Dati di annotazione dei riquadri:
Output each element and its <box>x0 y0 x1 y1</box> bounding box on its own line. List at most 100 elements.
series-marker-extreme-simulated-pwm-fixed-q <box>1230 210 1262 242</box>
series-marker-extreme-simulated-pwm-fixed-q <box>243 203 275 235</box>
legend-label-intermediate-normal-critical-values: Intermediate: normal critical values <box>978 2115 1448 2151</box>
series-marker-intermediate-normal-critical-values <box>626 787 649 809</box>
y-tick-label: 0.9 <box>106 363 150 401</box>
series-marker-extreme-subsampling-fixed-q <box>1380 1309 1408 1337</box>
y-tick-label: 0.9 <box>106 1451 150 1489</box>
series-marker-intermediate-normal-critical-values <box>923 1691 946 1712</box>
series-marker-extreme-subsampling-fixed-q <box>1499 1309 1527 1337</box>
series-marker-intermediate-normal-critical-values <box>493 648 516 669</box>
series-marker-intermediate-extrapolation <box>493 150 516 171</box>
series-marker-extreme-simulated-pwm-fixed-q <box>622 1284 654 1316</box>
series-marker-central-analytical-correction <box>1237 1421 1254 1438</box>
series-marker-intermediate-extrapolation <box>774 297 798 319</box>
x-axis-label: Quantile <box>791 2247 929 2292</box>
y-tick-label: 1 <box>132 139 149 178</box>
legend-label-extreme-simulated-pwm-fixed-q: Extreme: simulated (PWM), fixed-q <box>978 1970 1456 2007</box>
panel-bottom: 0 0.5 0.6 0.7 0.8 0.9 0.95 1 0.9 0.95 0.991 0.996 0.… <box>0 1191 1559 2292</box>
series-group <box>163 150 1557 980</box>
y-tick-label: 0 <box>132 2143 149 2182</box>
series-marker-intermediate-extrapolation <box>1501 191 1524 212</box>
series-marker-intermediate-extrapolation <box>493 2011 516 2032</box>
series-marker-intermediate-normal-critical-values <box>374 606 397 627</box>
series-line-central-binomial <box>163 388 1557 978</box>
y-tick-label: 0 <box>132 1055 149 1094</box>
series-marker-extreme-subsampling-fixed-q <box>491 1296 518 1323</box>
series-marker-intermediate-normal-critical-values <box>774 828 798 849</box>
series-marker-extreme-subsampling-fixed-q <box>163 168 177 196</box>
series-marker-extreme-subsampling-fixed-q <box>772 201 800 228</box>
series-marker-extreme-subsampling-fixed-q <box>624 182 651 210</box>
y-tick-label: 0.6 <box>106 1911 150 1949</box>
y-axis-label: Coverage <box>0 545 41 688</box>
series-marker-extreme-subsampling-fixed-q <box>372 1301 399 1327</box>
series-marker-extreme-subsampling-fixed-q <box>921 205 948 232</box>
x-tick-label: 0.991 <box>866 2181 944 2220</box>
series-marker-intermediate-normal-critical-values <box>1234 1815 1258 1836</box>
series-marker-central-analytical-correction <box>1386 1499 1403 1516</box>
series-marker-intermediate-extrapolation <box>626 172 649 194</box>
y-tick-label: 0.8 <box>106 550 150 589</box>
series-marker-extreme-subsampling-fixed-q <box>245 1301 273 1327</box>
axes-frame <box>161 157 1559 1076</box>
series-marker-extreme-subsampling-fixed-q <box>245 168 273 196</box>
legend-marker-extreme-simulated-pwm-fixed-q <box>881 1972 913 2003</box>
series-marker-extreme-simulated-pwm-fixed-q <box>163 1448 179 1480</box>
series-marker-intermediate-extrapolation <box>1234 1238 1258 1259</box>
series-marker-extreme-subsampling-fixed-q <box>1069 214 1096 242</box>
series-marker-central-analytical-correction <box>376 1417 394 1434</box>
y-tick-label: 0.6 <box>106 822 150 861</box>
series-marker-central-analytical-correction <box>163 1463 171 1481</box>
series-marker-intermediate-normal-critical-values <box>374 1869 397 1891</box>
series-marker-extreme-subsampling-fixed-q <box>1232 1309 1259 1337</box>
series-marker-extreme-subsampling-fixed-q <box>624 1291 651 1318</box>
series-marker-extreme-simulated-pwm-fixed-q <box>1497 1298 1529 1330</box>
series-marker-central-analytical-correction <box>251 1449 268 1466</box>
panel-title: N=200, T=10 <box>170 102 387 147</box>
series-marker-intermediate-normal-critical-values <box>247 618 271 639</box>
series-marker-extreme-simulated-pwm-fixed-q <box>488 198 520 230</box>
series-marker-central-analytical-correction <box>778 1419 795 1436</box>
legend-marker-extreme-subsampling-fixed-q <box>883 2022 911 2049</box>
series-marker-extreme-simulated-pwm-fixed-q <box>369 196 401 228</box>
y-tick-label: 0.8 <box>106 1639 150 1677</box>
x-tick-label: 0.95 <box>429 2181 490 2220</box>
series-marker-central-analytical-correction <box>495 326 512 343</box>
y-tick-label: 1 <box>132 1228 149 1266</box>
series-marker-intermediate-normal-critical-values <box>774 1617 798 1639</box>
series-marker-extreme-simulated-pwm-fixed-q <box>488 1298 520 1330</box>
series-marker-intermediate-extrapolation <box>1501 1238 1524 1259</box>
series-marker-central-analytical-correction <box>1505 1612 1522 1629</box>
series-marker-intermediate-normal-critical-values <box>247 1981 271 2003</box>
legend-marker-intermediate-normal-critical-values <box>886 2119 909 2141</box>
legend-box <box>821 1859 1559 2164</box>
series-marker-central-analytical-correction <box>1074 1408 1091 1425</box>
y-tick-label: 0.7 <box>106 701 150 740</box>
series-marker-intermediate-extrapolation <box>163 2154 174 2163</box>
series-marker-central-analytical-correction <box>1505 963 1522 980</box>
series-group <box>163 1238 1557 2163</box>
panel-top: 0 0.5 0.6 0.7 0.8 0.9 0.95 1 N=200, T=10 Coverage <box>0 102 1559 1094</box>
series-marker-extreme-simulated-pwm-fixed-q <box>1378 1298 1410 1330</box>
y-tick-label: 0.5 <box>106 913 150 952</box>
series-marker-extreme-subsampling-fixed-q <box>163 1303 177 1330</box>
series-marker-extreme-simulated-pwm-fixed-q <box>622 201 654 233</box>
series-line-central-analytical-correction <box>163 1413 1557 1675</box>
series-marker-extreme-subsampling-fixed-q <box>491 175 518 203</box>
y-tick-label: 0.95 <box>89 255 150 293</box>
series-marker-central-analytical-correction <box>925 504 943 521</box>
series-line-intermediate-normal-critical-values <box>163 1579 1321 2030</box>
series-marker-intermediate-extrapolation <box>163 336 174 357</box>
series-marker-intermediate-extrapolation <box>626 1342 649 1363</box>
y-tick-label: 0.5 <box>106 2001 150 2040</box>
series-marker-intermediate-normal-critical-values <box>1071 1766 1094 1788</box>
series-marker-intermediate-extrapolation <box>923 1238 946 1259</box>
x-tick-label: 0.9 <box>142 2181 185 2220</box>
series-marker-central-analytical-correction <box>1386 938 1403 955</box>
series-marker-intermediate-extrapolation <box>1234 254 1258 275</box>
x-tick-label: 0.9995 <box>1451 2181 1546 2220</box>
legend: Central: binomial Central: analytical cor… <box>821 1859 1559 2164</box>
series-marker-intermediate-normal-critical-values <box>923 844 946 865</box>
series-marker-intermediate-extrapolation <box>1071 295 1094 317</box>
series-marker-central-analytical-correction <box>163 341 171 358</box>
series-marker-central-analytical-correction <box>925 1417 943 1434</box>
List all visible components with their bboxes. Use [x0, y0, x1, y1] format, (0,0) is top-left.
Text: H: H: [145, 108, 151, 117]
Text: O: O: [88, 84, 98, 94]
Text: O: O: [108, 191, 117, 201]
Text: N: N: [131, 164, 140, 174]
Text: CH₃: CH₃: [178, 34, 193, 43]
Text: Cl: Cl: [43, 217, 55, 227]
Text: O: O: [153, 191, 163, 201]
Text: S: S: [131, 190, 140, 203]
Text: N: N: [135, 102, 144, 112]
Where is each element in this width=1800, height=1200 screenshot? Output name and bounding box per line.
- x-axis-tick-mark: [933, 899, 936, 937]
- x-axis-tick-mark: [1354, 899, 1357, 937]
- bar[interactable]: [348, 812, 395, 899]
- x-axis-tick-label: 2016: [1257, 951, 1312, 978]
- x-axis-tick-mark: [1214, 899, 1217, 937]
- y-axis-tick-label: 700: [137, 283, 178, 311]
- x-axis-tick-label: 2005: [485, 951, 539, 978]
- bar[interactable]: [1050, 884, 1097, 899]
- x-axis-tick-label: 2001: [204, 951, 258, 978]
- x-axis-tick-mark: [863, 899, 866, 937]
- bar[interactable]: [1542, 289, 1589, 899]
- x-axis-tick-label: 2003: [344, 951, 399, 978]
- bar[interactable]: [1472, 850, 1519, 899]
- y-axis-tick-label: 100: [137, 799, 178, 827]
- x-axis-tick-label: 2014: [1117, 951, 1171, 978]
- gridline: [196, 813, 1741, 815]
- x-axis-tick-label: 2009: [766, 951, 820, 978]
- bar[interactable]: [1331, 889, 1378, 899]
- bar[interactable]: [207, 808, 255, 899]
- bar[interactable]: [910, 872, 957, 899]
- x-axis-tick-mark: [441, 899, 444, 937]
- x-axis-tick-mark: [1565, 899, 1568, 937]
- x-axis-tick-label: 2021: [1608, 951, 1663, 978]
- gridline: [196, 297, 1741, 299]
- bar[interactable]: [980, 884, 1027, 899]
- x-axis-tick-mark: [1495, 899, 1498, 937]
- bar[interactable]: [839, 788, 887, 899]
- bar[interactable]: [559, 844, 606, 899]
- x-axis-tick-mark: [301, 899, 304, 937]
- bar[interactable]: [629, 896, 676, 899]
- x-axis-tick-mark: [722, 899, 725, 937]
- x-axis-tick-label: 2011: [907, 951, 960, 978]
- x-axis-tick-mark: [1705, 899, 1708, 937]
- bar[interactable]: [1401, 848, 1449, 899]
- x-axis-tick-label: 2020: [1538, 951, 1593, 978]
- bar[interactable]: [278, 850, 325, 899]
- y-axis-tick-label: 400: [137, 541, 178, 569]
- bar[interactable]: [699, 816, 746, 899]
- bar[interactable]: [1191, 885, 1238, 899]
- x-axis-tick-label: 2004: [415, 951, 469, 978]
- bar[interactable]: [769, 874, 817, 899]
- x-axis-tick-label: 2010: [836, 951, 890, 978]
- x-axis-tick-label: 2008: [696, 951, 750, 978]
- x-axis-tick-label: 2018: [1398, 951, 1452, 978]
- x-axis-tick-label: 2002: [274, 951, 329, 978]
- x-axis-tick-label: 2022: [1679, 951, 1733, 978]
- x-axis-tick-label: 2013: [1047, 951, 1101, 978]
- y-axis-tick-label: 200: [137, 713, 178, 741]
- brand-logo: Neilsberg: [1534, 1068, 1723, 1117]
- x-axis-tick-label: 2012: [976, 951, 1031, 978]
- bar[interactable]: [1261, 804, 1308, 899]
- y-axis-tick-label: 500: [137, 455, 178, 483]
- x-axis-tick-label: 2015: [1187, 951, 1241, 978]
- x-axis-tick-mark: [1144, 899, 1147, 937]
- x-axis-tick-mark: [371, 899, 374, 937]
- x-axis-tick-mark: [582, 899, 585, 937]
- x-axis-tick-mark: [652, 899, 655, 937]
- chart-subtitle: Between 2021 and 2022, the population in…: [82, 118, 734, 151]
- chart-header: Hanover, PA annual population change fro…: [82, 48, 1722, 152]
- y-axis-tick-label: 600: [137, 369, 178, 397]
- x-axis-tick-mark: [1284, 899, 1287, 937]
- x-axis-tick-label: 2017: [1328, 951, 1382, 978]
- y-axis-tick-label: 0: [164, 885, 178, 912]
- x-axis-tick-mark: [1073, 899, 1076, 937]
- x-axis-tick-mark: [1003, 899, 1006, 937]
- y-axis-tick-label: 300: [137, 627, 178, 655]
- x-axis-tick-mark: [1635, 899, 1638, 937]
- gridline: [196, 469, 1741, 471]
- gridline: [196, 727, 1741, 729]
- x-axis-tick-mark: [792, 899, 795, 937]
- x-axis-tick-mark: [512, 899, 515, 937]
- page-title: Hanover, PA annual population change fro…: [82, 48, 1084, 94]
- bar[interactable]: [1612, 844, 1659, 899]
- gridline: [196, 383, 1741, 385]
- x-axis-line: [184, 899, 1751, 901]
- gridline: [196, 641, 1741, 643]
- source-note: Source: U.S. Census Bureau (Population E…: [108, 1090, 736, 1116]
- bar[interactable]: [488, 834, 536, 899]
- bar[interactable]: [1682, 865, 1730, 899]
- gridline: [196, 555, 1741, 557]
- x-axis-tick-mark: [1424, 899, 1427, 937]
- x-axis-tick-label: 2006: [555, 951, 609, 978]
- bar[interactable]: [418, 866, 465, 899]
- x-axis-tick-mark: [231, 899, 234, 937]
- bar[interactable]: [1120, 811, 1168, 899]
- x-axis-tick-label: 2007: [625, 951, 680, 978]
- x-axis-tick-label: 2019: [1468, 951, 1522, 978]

== Istruzioni e requisiti ==
Riscrivi le righe dei dati partendo dalla prima e fermandoti dopo quella che contiene "series-marker-extreme-subsampling-fixed-q <box>1499 1309", inclusa. In esse sostituisci "y-tick-label" con "y-axis-tick-label" e lascia tutto il resto invariato.

== Risposta al problema ==
Output each element and its <box>x0 y0 x1 y1</box> bounding box on its own line. List at most 100 elements.
series-marker-extreme-simulated-pwm-fixed-q <box>1230 210 1262 242</box>
series-marker-extreme-simulated-pwm-fixed-q <box>243 203 275 235</box>
legend-label-intermediate-normal-critical-values: Intermediate: normal critical values <box>978 2115 1448 2151</box>
series-marker-intermediate-normal-critical-values <box>626 787 649 809</box>
y-axis-tick-label: 0.9 <box>106 363 150 401</box>
series-marker-extreme-subsampling-fixed-q <box>1380 1309 1408 1337</box>
y-axis-tick-label: 0.9 <box>106 1451 150 1489</box>
series-marker-intermediate-normal-critical-values <box>923 1691 946 1712</box>
series-marker-extreme-subsampling-fixed-q <box>1499 1309 1527 1337</box>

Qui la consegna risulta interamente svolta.